_Exercise directions:_
In the entries below, count the lines holding "specific". Reply with the number only.

_Data to use:_

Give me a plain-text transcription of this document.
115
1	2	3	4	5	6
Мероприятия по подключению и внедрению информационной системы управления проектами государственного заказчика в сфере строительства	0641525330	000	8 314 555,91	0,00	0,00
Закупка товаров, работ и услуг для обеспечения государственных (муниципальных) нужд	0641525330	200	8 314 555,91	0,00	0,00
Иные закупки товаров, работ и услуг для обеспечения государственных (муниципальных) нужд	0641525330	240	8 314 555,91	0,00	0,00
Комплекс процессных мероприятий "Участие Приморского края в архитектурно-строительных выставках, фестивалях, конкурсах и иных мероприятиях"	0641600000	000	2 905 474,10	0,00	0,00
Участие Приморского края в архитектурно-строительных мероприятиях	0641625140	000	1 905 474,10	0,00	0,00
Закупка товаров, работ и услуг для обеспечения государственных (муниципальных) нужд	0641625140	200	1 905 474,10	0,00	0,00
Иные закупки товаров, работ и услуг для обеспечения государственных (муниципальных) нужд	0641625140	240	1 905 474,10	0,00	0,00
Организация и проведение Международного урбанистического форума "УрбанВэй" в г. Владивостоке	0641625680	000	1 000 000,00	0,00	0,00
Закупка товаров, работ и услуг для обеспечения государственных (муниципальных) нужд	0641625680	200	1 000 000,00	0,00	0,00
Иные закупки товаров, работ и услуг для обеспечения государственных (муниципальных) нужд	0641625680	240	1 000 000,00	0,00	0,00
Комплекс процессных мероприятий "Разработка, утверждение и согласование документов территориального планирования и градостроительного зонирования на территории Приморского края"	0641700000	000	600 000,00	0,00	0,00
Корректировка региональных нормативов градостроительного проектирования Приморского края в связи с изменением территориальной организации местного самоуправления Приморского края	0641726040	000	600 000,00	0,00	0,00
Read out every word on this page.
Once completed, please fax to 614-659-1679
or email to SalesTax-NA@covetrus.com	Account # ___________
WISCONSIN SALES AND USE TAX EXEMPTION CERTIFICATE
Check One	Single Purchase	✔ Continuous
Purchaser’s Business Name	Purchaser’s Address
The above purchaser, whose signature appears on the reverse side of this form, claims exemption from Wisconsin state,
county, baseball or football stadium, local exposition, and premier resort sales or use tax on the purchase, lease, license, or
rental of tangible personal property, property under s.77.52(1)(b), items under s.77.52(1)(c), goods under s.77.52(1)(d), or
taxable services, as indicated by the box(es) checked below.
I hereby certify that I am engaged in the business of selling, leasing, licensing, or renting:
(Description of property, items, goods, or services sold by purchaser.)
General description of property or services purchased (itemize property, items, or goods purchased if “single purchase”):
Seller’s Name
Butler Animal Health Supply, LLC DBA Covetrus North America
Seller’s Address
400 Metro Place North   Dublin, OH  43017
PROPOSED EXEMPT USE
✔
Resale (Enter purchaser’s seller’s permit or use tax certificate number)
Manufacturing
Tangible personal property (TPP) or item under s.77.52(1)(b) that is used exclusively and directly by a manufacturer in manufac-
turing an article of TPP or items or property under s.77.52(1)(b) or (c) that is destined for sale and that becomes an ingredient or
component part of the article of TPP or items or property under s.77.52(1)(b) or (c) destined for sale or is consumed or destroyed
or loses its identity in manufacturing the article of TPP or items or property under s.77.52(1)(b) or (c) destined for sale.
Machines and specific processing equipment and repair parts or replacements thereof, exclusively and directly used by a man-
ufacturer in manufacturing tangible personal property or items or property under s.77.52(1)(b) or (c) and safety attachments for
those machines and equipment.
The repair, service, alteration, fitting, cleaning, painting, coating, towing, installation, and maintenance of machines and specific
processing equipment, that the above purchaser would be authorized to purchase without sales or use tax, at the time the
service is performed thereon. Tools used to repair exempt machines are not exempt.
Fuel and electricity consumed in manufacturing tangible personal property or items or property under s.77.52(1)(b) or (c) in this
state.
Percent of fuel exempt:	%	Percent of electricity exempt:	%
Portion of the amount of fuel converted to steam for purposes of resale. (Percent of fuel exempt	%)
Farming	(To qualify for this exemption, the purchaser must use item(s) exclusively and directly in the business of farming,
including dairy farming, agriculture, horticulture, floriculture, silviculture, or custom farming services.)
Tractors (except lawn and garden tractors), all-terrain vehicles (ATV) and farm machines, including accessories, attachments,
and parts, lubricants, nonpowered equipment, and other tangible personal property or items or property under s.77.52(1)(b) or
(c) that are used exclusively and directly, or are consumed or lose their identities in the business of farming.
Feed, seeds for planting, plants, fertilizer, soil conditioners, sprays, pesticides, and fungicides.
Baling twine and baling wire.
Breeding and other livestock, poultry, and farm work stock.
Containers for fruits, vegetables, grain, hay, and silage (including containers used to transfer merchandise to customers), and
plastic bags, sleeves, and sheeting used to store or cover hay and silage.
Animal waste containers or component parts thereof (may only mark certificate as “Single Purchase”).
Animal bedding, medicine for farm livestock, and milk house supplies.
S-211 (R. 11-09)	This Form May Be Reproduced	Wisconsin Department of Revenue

_The reply:_
2